Task prompt
Please write out the material that follows, exactly as it stands.

§ §

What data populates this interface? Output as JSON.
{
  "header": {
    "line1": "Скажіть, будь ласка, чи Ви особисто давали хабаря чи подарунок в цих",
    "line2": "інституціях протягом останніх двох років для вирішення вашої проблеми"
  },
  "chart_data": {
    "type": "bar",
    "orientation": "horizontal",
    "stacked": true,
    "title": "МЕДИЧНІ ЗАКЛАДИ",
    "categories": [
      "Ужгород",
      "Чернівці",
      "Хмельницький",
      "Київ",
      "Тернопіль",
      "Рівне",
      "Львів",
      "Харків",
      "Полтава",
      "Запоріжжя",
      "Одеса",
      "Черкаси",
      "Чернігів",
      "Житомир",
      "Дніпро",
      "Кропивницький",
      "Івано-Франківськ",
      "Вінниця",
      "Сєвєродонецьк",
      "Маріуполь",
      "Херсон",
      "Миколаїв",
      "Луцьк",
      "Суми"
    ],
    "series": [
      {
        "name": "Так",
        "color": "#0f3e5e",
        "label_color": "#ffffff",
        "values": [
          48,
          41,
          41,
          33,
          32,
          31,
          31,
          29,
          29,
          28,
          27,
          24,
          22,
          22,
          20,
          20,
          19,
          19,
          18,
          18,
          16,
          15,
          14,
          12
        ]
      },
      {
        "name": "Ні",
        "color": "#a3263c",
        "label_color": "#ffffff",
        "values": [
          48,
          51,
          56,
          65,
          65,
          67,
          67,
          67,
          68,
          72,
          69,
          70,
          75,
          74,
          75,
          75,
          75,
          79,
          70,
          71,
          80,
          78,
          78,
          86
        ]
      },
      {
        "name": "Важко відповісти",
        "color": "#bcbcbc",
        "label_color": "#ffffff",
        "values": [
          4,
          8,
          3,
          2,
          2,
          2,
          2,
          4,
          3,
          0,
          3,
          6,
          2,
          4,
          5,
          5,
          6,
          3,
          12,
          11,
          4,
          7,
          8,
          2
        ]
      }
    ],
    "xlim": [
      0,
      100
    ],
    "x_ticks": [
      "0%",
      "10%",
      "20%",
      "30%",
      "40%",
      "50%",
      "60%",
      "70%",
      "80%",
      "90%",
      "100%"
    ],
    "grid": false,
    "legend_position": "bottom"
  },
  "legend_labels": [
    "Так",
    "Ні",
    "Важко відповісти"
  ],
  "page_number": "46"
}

§ §

Completed exercise
What data populates this interface? Output as JSON.
{
  "header": {
    "line1": "Скажіть, будь ласка, чи Ви особисто давали хабаря чи подарунок в цих",
    "line2": "інституціях протягом останніх двох років для вирішення вашої проблеми"
  },
  "chart_data": {
    "type": "bar",
    "orientation": "horizontal",
    "stacked": true,
    "title": "МЕДИЧНІ ЗАКЛАДИ",
    "categories": [
      "Ужгород",
      "Чернівці",
      "Хмельницький",
      "Київ",
      "Тернопіль",
      "Рівне",
      "Львів",
      "Харків",
      "Полтава",
      "Запоріжжя",
      "Одеса",
      "Черкаси",
      "Чернігів",
      "Житомир",
      "Дніпро",
      "Кропивницький",
      "Івано-Франківськ",
      "Вінниця",
      "Сєвєродонецьк",
      "Маріуполь",
      "Херсон",
      "Миколаїв",
      "Луцьк",
      "Суми"
    ],
    "series": [
      {
        "name": "Так",
        "color": "#0f3e5e",
        "label_color": "#ffffff",
        "values": [
          48,
          41,
          41,
          33,
          32,
          31,
          31,
          29,
          29,
          28,
          27,
          24,
          22,
          22,
          20,
          20,
          19,
          19,
          18,
          18,
          16,
          15,
          14,
          12
        ]
      },
      {
        "name": "Ні",
        "color": "#a3263c",
        "label_color": "#ffffff",
        "values": [
          48,
          51,
          56,
          65,
          65,
          67,
          67,
          67,
          68,
          72,
          69,
          70,
          75,
          74,
          75,
          75,
          75,
          79,
          70,
          71,
          80,
          78,
          78,
          86
        ]
      },
      {
        "name": "Важко відповісти",
        "color": "#bcbcbc",
        "label_color": "#ffffff",
        "values": [
          4,
          8,
          3,
          2,
          2,
          2,
          2,
          4,
          3,
          0,
          3,
          6,
          2,
          4,
          5,
          5,
          6,
          3,
          12,
          11,
          4,
          7,
          8,
          2
        ]
      }
    ],
    "xlim": [
      0,
      100
    ],
    "x_ticks": [
      "0%",
      "10%",
      "20%",
      "30%",
      "40%",
      "50%",
      "60%",
      "70%",
      "80%",
      "90%",
      "100%"
    ],
    "grid": false,
    "legend_position": "bottom"
  },
  "legend_labels": [
    "Так",
    "Ні",
    "Важко відповісти"
  ],
  "page_number": "46"
}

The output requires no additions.